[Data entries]
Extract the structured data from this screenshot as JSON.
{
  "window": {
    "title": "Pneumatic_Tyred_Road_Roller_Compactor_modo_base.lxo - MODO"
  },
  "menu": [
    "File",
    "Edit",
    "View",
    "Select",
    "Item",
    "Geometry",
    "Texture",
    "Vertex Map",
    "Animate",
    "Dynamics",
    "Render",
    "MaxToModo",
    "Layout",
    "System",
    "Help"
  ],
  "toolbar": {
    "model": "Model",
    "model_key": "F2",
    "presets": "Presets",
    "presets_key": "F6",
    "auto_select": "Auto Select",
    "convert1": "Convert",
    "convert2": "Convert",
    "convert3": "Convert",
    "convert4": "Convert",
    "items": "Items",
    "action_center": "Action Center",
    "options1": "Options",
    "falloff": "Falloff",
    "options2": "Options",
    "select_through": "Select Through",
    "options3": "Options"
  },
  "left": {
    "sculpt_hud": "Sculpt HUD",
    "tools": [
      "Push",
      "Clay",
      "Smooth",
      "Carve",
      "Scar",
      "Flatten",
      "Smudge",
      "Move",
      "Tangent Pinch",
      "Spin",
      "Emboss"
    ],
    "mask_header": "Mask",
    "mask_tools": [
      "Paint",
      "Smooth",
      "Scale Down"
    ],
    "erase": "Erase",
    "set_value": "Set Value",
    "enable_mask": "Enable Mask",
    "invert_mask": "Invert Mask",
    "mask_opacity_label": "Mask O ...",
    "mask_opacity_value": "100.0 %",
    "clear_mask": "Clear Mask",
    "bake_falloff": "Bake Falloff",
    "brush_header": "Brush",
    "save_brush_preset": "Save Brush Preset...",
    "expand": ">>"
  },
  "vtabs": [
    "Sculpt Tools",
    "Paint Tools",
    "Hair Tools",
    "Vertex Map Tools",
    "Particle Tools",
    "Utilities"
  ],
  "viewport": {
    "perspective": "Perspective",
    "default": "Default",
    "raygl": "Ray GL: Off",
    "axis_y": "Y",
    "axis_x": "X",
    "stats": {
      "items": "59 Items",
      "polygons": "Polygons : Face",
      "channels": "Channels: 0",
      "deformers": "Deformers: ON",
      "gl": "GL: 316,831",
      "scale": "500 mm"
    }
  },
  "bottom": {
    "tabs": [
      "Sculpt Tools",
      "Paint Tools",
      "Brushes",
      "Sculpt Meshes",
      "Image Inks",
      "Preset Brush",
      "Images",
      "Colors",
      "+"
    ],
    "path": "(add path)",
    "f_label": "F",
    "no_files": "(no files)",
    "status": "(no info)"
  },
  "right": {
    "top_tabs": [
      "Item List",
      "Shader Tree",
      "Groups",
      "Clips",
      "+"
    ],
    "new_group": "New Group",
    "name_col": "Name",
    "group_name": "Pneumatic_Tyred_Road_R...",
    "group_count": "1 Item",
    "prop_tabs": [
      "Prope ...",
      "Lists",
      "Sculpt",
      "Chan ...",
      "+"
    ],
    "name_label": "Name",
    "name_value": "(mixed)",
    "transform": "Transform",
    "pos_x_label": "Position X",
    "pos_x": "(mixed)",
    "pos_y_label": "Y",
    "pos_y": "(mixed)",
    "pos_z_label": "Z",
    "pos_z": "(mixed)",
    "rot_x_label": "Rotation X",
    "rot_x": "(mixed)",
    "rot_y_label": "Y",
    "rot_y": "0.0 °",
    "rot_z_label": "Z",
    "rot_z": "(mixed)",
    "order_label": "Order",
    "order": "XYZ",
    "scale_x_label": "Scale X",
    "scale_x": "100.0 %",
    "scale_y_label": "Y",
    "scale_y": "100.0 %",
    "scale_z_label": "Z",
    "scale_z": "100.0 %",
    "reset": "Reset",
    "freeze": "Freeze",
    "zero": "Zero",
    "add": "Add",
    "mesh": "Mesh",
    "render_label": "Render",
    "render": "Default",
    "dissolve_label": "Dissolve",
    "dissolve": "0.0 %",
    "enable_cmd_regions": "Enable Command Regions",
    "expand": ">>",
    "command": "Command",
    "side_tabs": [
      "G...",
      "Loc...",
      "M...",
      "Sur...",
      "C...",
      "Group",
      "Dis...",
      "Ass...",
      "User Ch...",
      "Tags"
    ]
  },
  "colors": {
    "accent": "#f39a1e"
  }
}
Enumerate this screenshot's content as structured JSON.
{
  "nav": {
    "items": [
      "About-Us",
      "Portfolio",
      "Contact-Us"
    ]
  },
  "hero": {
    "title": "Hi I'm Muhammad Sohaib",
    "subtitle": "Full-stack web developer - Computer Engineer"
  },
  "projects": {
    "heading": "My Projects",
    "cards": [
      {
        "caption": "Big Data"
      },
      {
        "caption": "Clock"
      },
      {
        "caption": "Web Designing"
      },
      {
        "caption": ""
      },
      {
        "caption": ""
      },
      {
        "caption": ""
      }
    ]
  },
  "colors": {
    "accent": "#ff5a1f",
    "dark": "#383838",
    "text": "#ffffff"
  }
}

→ WRITTEN TASK
Write the data from above out again, exactly.

→ SOLUTION BELOW
Extract the structured data from this screenshot as JSON.
{
  "window": {
    "title": "Pneumatic_Tyred_Road_Roller_Compactor_modo_base.lxo - MODO"
  },
  "menu": [
    "File",
    "Edit",
    "View",
    "Select",
    "Item",
    "Geometry",
    "Texture",
    "Vertex Map",
    "Animate",
    "Dynamics",
    "Render",
    "MaxToModo",
    "Layout",
    "System",
    "Help"
  ],
  "toolbar": {
    "model": "Model",
    "model_key": "F2",
    "presets": "Presets",
    "presets_key": "F6",
    "auto_select": "Auto Select",
    "convert1": "Convert",
    "convert2": "Convert",
    "convert3": "Convert",
    "convert4": "Convert",
    "items": "Items",
    "action_center": "Action Center",
    "options1": "Options",
    "falloff": "Falloff",
    "options2": "Options",
    "select_through": "Select Through",
    "options3": "Options"
  },
  "left": {
    "sculpt_hud": "Sculpt HUD",
    "tools": [
      "Push",
      "Clay",
      "Smooth",
      "Carve",
      "Scar",
      "Flatten",
      "Smudge",
      "Move",
      "Tangent Pinch",
      "Spin",
      "Emboss"
    ],
    "mask_header": "Mask",
    "mask_tools": [
      "Paint",
      "Smooth",
      "Scale Down"
    ],
    "erase": "Erase",
    "set_value": "Set Value",
    "enable_mask": "Enable Mask",
    "invert_mask": "Invert Mask",
    "mask_opacity_label": "Mask O ...",
    "mask_opacity_value": "100.0 %",
    "clear_mask": "Clear Mask",
    "bake_falloff": "Bake Falloff",
    "brush_header": "Brush",
    "save_brush_preset": "Save Brush Preset...",
    "expand": ">>"
  },
  "vtabs": [
    "Sculpt Tools",
    "Paint Tools",
    "Hair Tools",
    "Vertex Map Tools",
    "Particle Tools",
    "Utilities"
  ],
  "viewport": {
    "perspective": "Perspective",
    "default": "Default",
    "raygl": "Ray GL: Off",
    "axis_y": "Y",
    "axis_x": "X",
    "stats": {
      "items": "59 Items",
      "polygons": "Polygons : Face",
      "channels": "Channels: 0",
      "deformers": "Deformers: ON",
      "gl": "GL: 316,831",
      "scale": "500 mm"
    }
  },
  "bottom": {
    "tabs": [
      "Sculpt Tools",
      "Paint Tools",
      "Brushes",
      "Sculpt Meshes",
      "Image Inks",
      "Preset Brush",
      "Images",
      "Colors",
      "+"
    ],
    "path": "(add path)",
    "f_label": "F",
    "no_files": "(no files)",
    "status": "(no info)"
  },
  "right": {
    "top_tabs": [
      "Item List",
      "Shader Tree",
      "Groups",
      "Clips",
      "+"
    ],
    "new_group": "New Group",
    "name_col": "Name",
    "group_name": "Pneumatic_Tyred_Road_R...",
    "group_count": "1 Item",
    "prop_tabs": [
      "Prope ...",
      "Lists",
      "Sculpt",
      "Chan ...",
      "+"
    ],
    "name_label": "Name",
    "name_value": "(mixed)",
    "transform": "Transform",
    "pos_x_label": "Position X",
    "pos_x": "(mixed)",
    "pos_y_label": "Y",
    "pos_y": "(mixed)",
    "pos_z_label": "Z",
    "pos_z": "(mixed)",
    "rot_x_label": "Rotation X",
    "rot_x": "(mixed)",
    "rot_y_label": "Y",
    "rot_y": "0.0 °",
    "rot_z_label": "Z",
    "rot_z": "(mixed)",
    "order_label": "Order",
    "order": "XYZ",
    "scale_x_label": "Scale X",
    "scale_x": "100.0 %",
    "scale_y_label": "Y",
    "scale_y": "100.0 %",
    "scale_z_label": "Z",
    "scale_z": "100.0 %",
    "reset": "Reset",
    "freeze": "Freeze",
    "zero": "Zero",
    "add": "Add",
    "mesh": "Mesh",
    "render_label": "Render",
    "render": "Default",
    "dissolve_label": "Dissolve",
    "dissolve": "0.0 %",
    "enable_cmd_regions": "Enable Command Regions",
    "expand": ">>",
    "command": "Command",
    "side_tabs": [
      "G...",
      "Loc...",
      "M...",
      "Sur...",
      "C...",
      "Group",
      "Dis...",
      "Ass...",
      "User Ch...",
      "Tags"
    ]
  },
  "colors": {
    "accent": "#f39a1e"
  }
}
Enumerate this screenshot's content as structured JSON.
{
  "nav": {
    "items": [
      "About-Us",
      "Portfolio",
      "Contact-Us"
    ]
  },
  "hero": {
    "title": "Hi I'm Muhammad Sohaib",
    "subtitle": "Full-stack web developer - Computer Engineer"
  },
  "projects": {
    "heading": "My Projects",
    "cards": [
      {
        "caption": "Big Data"
      },
      {
        "caption": "Clock"
      },
      {
        "caption": "Web Designing"
      },
      {
        "caption": ""
      },
      {
        "caption": ""
      },
      {
        "caption": ""
      }
    ]
  },
  "colors": {
    "accent": "#ff5a1f",
    "dark": "#383838",
    "text": "#ffffff"
  }
}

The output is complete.